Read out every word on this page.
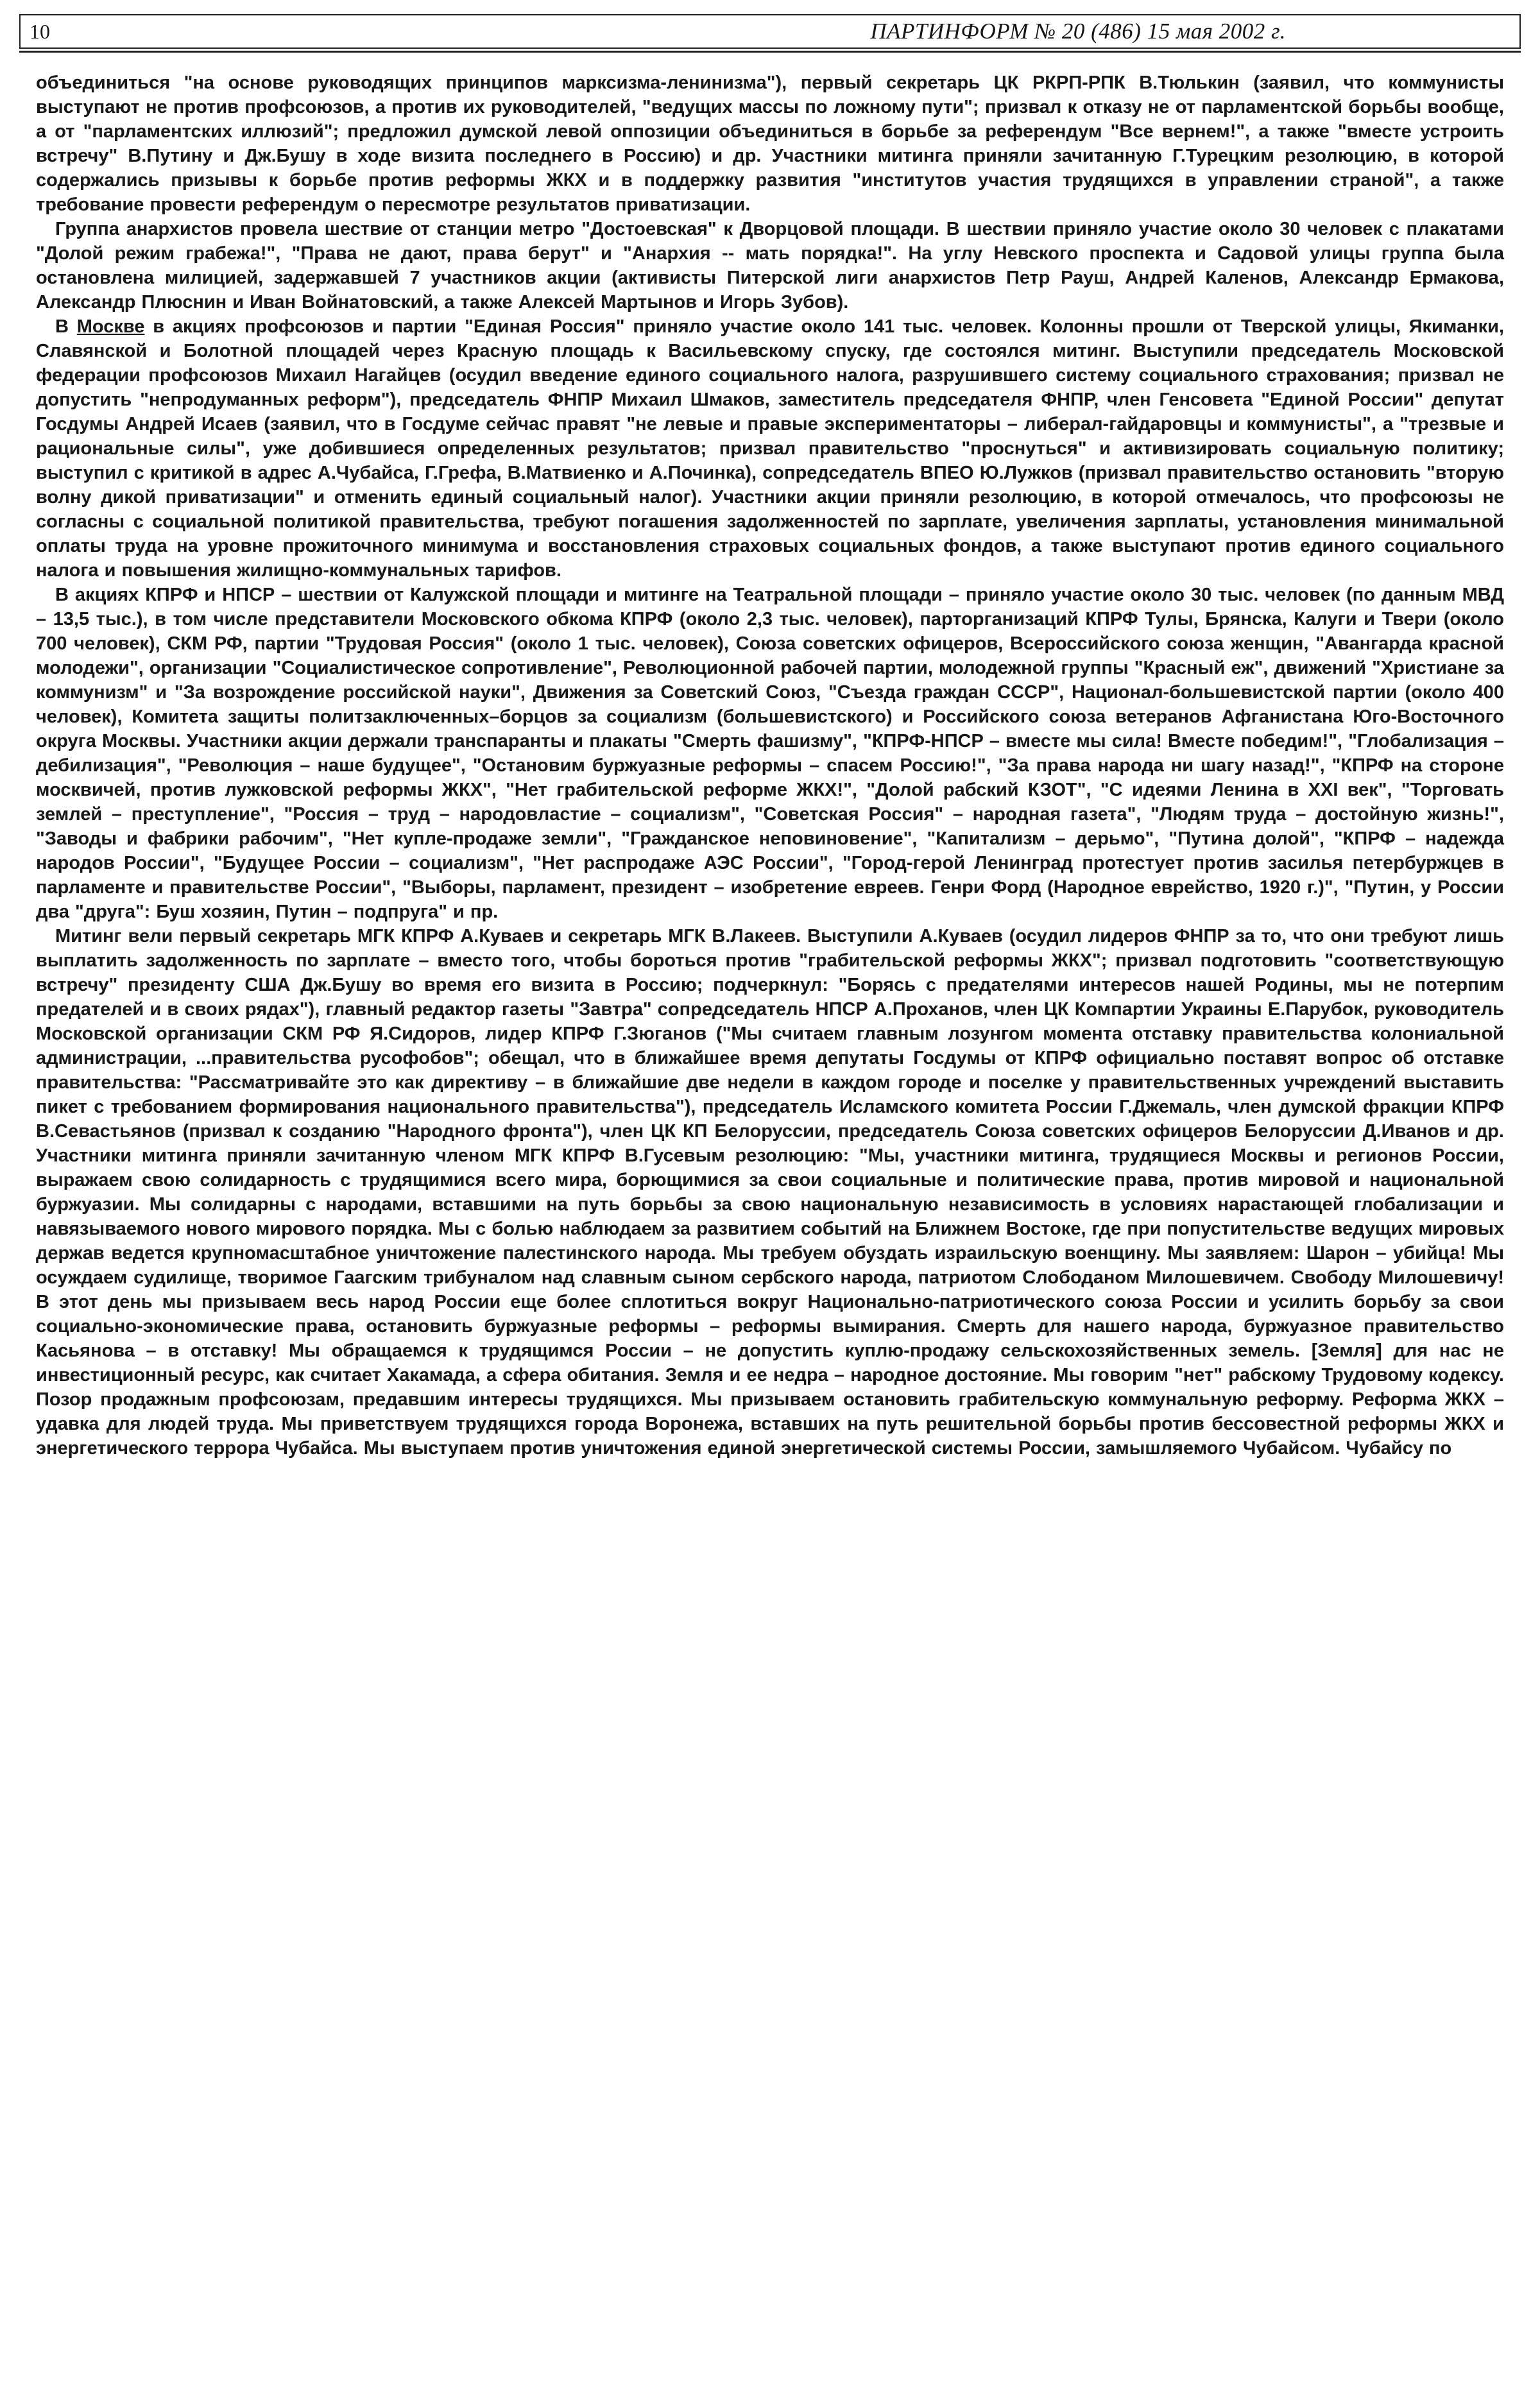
10	ПАРТИНФОРМ № 20 (486) 15 мая 2002 г.

объединиться "на основе руководящих принципов марксизма-ленинизма"), первый секретарь ЦК РКРП-РПК В.Тюлькин (заявил, что коммунисты выступают не против профсоюзов, а против их руководителей, "ведущих массы по ложному пути"; призвал к отказу не от парламентской борьбы вообще, а от "парламентских иллюзий"; предложил думской левой оппозиции объединиться в борьбе за референдум "Все вернем!", а также "вместе устроить встречу" В.Путину и Дж.Бушу в ходе визита последнего в Россию) и др. Участники митинга приняли зачитанную Г.Турецким резолюцию, в которой содержались призывы к борьбе против реформы ЖКХ и в поддержку развития "институтов участия трудящихся в управлении страной", а также требование провести референдум о пересмотре результатов приватизации.

Группа анархистов провела шествие от станции метро "Достоевская" к Дворцовой площади. В шествии приняло участие около 30 человек с плакатами "Долой режим грабежа!", "Права не дают, права берут" и "Анархия -- мать порядка!". На углу Невского проспекта и Садовой улицы группа была остановлена милицией, задержавшей 7 участников акции (активисты Питерской лиги анархистов Петр Рауш, Андрей Каленов, Александр Ермакова, Александр Плюснин и Иван Войнатовский, а также Алексей Мартынов и Игорь Зубов).

В Москве в акциях профсоюзов и партии "Единая Россия" приняло участие около 141 тыс. человек. Колонны прошли от Тверской улицы, Якиманки, Славянской и Болотной площадей через Красную площадь к Васильевскому спуску, где состоялся митинг. Выступили председатель Московской федерации профсоюзов Михаил Нагайцев (осудил введение единого социального налога, разрушившего систему социального страхования; призвал не допустить "непродуманных реформ"), председатель ФНПР Михаил Шмаков, заместитель председателя ФНПР, член Генсовета "Единой России" депутат Госдумы Андрей Исаев (заявил, что в Госдуме сейчас правят "не левые и правые экспериментаторы – либерал-гайдаровцы и коммунисты", а "трезвые и рациональные силы", уже добившиеся определенных результатов; призвал правительство "проснуться" и активизировать социальную политику; выступил с критикой в адрес А.Чубайса, Г.Грефа, В.Матвиенко и А.Починка), сопредседатель ВПЕО Ю.Лужков (призвал правительство остановить "вторую волну дикой приватизации" и отменить единый социальный налог). Участники акции приняли резолюцию, в которой отмечалось, что профсоюзы не согласны с социальной политикой правительства, требуют погашения задолженностей по зарплате, увеличения зарплаты, установления минимальной оплаты труда на уровне прожиточного минимума и восстановления страховых социальных фондов, а также выступают против единого социального налога и повышения жилищно-коммунальных тарифов.

В акциях КПРФ и НПСР – шествии от Калужской площади и митинге на Театральной площади – приняло участие около 30 тыс. человек (по данным МВД – 13,5 тыс.), в том числе представители Московского обкома КПРФ (около 2,3 тыс. человек), парторганизаций КПРФ Тулы, Брянска, Калуги и Твери (около 700 человек), СКМ РФ, партии "Трудовая Россия" (около 1 тыс. человек), Союза советских офицеров, Всероссийского союза женщин, "Авангарда красной молодежи", организации "Социалистическое сопротивление", Революционной рабочей партии, молодежной группы "Красный еж", движений "Христиане за коммунизм" и "За возрождение российской науки", Движения за Советский Союз, "Съезда граждан СССР", Национал-большевистской партии (около 400 человек), Комитета защиты политзаключенных–борцов за социализм (большевистского) и Российского союза ветеранов Афганистана Юго-Восточного округа Москвы. Участники акции держали транспаранты и плакаты "Смерть фашизму", "КПРФ-НПСР – вместе мы сила! Вместе победим!", "Глобализация – дебилизация", "Революция – наше будущее", "Остановим буржуазные реформы – спасем Россию!", "За права народа ни шагу назад!", "КПРФ на стороне москвичей, против лужковской реформы ЖКХ", "Нет грабительской реформе ЖКХ!", "Долой рабский КЗОТ", "С идеями Ленина в XXI век", "Торговать землей – преступление", "Россия – труд – народовластие – социализм", "Советская Россия" – народная газета", "Людям труда – достойную жизнь!", "Заводы и фабрики рабочим", "Нет купле-продаже земли", "Гражданское неповиновение", "Капитализм – дерьмо", "Путина долой", "КПРФ – надежда народов России", "Будущее России – социализм", "Нет распродаже АЭС России", "Город-герой Ленинград протестует против засилья петербуржцев в парламенте и правительстве России", "Выборы, парламент, президент – изобретение евреев. Генри Форд (Народное еврейство, 1920 г.)", "Путин, у России два "друга": Буш хозяин, Путин – подпруга" и пр.

Митинг вели первый секретарь МГК КПРФ А.Куваев и секретарь МГК В.Лакеев. Выступили А.Куваев (осудил лидеров ФНПР за то, что они требуют лишь выплатить задолженность по зарплате – вместо того, чтобы бороться против "грабительской реформы ЖКХ"; призвал подготовить "соответствующую встречу" президенту США Дж.Бушу во время его визита в Россию; подчеркнул: "Борясь с предателями интересов нашей Родины, мы не потерпим предателей и в своих рядах"), главный редактор газеты "Завтра" сопредседатель НПСР А.Проханов, член ЦК Компартии Украины Е.Парубок, руководитель Московской организации СКМ РФ Я.Сидоров, лидер КПРФ Г.Зюганов ("Мы считаем главным лозунгом момента отставку правительства колониальной администрации, ...правительства русофобов"; обещал, что в ближайшее время депутаты Госдумы от КПРФ официально поставят вопрос об отставке правительства: "Рассматривайте это как директиву – в ближайшие две недели в каждом городе и поселке у правительственных учреждений выставить пикет с требованием формирования национального правительства"), председатель Исламского комитета России Г.Джемаль, член думской фракции КПРФ В.Севастьянов (призвал к созданию "Народного фронта"), член ЦК КП Белоруссии, председатель Союза советских офицеров Белоруссии Д.Иванов и др. Участники митинга приняли зачитанную членом МГК КПРФ В.Гусевым резолюцию: "Мы, участники митинга, трудящиеся Москвы и регионов России, выражаем свою солидарность с трудящимися всего мира, борющимися за свои социальные и политические права, против мировой и национальной буржуазии. Мы солидарны с народами, вставшими на путь борьбы за свою национальную независимость в условиях нарастающей глобализации и навязываемого нового мирового порядка. Мы с болью наблюдаем за развитием событий на Ближнем Востоке, где при попустительстве ведущих мировых держав ведется крупномасштабное уничтожение палестинского народа. Мы требуем обуздать израильскую военщину. Мы заявляем: Шарон – убийца! Мы осуждаем судилище, творимое Гаагским трибуналом над славным сыном сербского народа, патриотом Слободаном Милошевичем. Свободу Милошевичу! В этот день мы призываем весь народ России еще более сплотиться вокруг Национально-патриотического союза России и усилить борьбу за свои социально-экономические права, остановить буржуазные реформы – реформы вымирания. Смерть для нашего народа, буржуазное правительство Касьянова – в отставку! Мы обращаемся к трудящимся России – не допустить куплю-продажу сельскохозяйственных земель. [Земля] для нас не инвестиционный ресурс, как считает Хакамада, а сфера обитания. Земля и ее недра – народное достояние. Мы говорим "нет" рабскому Трудовому кодексу. Позор продажным профсоюзам, предавшим интересы трудящихся. Мы призываем остановить грабительскую коммунальную реформу. Реформа ЖКХ – удавка для людей труда. Мы приветствуем трудящихся города Воронежа, вставших на путь решительной борьбы против бессовестной реформы ЖКХ и энергетического террора Чубайса. Мы выступаем против уничтожения единой энергетической системы России, замышляемого Чубайсом. Чубайсу по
—————
> **What the exercise asks**
Without the pictures, restate all of the entries above verbatim.

> **The answer**
Read out every word on this page.
10	ПАРТИНФОРМ № 20 (486) 15 мая 2002 г.

объединиться "на основе руководящих принципов марксизма-ленинизма"), первый секретарь ЦК РКРП-РПК В.Тюлькин (заявил, что коммунисты выступают не против профсоюзов, а против их руководителей, "ведущих массы по ложному пути"; призвал к отказу не от парламентской борьбы вообще, а от "парламентских иллюзий"; предложил думской левой оппозиции объединиться в борьбе за референдум "Все вернем!", а также "вместе устроить встречу" В.Путину и Дж.Бушу в ходе визита последнего в Россию) и др. Участники митинга приняли зачитанную Г.Турецким резолюцию, в которой содержались призывы к борьбе против реформы ЖКХ и в поддержку развития "институтов участия трудящихся в управлении страной", а также требование провести референдум о пересмотре результатов приватизации.

Группа анархистов провела шествие от станции метро "Достоевская" к Дворцовой площади. В шествии приняло участие около 30 человек с плакатами "Долой режим грабежа!", "Права не дают, права берут" и "Анархия -- мать порядка!". На углу Невского проспекта и Садовой улицы группа была остановлена милицией, задержавшей 7 участников акции (активисты Питерской лиги анархистов Петр Рауш, Андрей Каленов, Александр Ермакова, Александр Плюснин и Иван Войнатовский, а также Алексей Мартынов и Игорь Зубов).

В Москве в акциях профсоюзов и партии "Единая Россия" приняло участие около 141 тыс. человек. Колонны прошли от Тверской улицы, Якиманки, Славянской и Болотной площадей через Красную площадь к Васильевскому спуску, где состоялся митинг. Выступили председатель Московской федерации профсоюзов Михаил Нагайцев (осудил введение единого социального налога, разрушившего систему социального страхования; призвал не допустить "непродуманных реформ"), председатель ФНПР Михаил Шмаков, заместитель председателя ФНПР, член Генсовета "Единой России" депутат Госдумы Андрей Исаев (заявил, что в Госдуме сейчас правят "не левые и правые экспериментаторы – либерал-гайдаровцы и коммунисты", а "трезвые и рациональные силы", уже добившиеся определенных результатов; призвал правительство "проснуться" и активизировать социальную политику; выступил с критикой в адрес А.Чубайса, Г.Грефа, В.Матвиенко и А.Починка), сопредседатель ВПЕО Ю.Лужков (призвал правительство остановить "вторую волну дикой приватизации" и отменить единый социальный налог). Участники акции приняли резолюцию, в которой отмечалось, что профсоюзы не согласны с социальной политикой правительства, требуют погашения задолженностей по зарплате, увеличения зарплаты, установления минимальной оплаты труда на уровне прожиточного минимума и восстановления страховых социальных фондов, а также выступают против единого социального налога и повышения жилищно-коммунальных тарифов.

В акциях КПРФ и НПСР – шествии от Калужской площади и митинге на Театральной площади – приняло участие около 30 тыс. человек (по данным МВД – 13,5 тыс.), в том числе представители Московского обкома КПРФ (около 2,3 тыс. человек), парторганизаций КПРФ Тулы, Брянска, Калуги и Твери (около 700 человек), СКМ РФ, партии "Трудовая Россия" (около 1 тыс. человек), Союза советских офицеров, Всероссийского союза женщин, "Авангарда красной молодежи", организации "Социалистическое сопротивление", Революционной рабочей партии, молодежной группы "Красный еж", движений "Христиане за коммунизм" и "За возрождение российской науки", Движения за Советский Союз, "Съезда граждан СССР", Национал-большевистской партии (около 400 человек), Комитета защиты политзаключенных–борцов за социализм (большевистского) и Российского союза ветеранов Афганистана Юго-Восточного округа Москвы. Участники акции держали транспаранты и плакаты "Смерть фашизму", "КПРФ-НПСР – вместе мы сила! Вместе победим!", "Глобализация – дебилизация", "Революция – наше будущее", "Остановим буржуазные реформы – спасем Россию!", "За права народа ни шагу назад!", "КПРФ на стороне москвичей, против лужковской реформы ЖКХ", "Нет грабительской реформе ЖКХ!", "Долой рабский КЗОТ", "С идеями Ленина в XXI век", "Торговать землей – преступление", "Россия – труд – народовластие – социализм", "Советская Россия" – народная газета", "Людям труда – достойную жизнь!", "Заводы и фабрики рабочим", "Нет купле-продаже земли", "Гражданское неповиновение", "Капитализм – дерьмо", "Путина долой", "КПРФ – надежда народов России", "Будущее России – социализм", "Нет распродаже АЭС России", "Город-герой Ленинград протестует против засилья петербуржцев в парламенте и правительстве России", "Выборы, парламент, президент – изобретение евреев. Генри Форд (Народное еврейство, 1920 г.)", "Путин, у России два "друга": Буш хозяин, Путин – подпруга" и пр.

Митинг вели первый секретарь МГК КПРФ А.Куваев и секретарь МГК В.Лакеев. Выступили А.Куваев (осудил лидеров ФНПР за то, что они требуют лишь выплатить задолженность по зарплате – вместо того, чтобы бороться против "грабительской реформы ЖКХ"; призвал подготовить "соответствующую встречу" президенту США Дж.Бушу во время его визита в Россию; подчеркнул: "Борясь с предателями интересов нашей Родины, мы не потерпим предателей и в своих рядах"), главный редактор газеты "Завтра" сопредседатель НПСР А.Проханов, член ЦК Компартии Украины Е.Парубок, руководитель Московской организации СКМ РФ Я.Сидоров, лидер КПРФ Г.Зюганов ("Мы считаем главным лозунгом момента отставку правительства колониальной администрации, ...правительства русофобов"; обещал, что в ближайшее время депутаты Госдумы от КПРФ официально поставят вопрос об отставке правительства: "Рассматривайте это как директиву – в ближайшие две недели в каждом городе и поселке у правительственных учреждений выставить пикет с требованием формирования национального правительства"), председатель Исламского комитета России Г.Джемаль, член думской фракции КПРФ В.Севастьянов (призвал к созданию "Народного фронта"), член ЦК КП Белоруссии, председатель Союза советских офицеров Белоруссии Д.Иванов и др. Участники митинга приняли зачитанную членом МГК КПРФ В.Гусевым резолюцию: "Мы, участники митинга, трудящиеся Москвы и регионов России, выражаем свою солидарность с трудящимися всего мира, борющимися за свои социальные и политические права, против мировой и национальной буржуазии. Мы солидарны с народами, вставшими на путь борьбы за свою национальную независимость в условиях нарастающей глобализации и навязываемого нового мирового порядка. Мы с болью наблюдаем за развитием событий на Ближнем Востоке, где при попустительстве ведущих мировых держав ведется крупномасштабное уничтожение палестинского народа. Мы требуем обуздать израильскую военщину. Мы заявляем: Шарон – убийца! Мы осуждаем судилище, творимое Гаагским трибуналом над славным сыном сербского народа, патриотом Слободаном Милошевичем. Свободу Милошевичу! В этот день мы призываем весь народ России еще более сплотиться вокруг Национально-патриотического союза России и усилить борьбу за свои социально-экономические права, остановить буржуазные реформы – реформы вымирания. Смерть для нашего народа, буржуазное правительство Касьянова – в отставку! Мы обращаемся к трудящимся России – не допустить куплю-продажу сельскохозяйственных земель. [Земля] для нас не инвестиционный ресурс, как считает Хакамада, а сфера обитания. Земля и ее недра – народное достояние. Мы говорим "нет" рабскому Трудовому кодексу. Позор продажным профсоюзам, предавшим интересы трудящихся. Мы призываем остановить грабительскую коммунальную реформу. Реформа ЖКХ – удавка для людей труда. Мы приветствуем трудящихся города Воронежа, вставших на путь решительной борьбы против бессовестной реформы ЖКХ и энергетического террора Чубайса. Мы выступаем против уничтожения единой энергетической системы России, замышляемого Чубайсом. Чубайсу по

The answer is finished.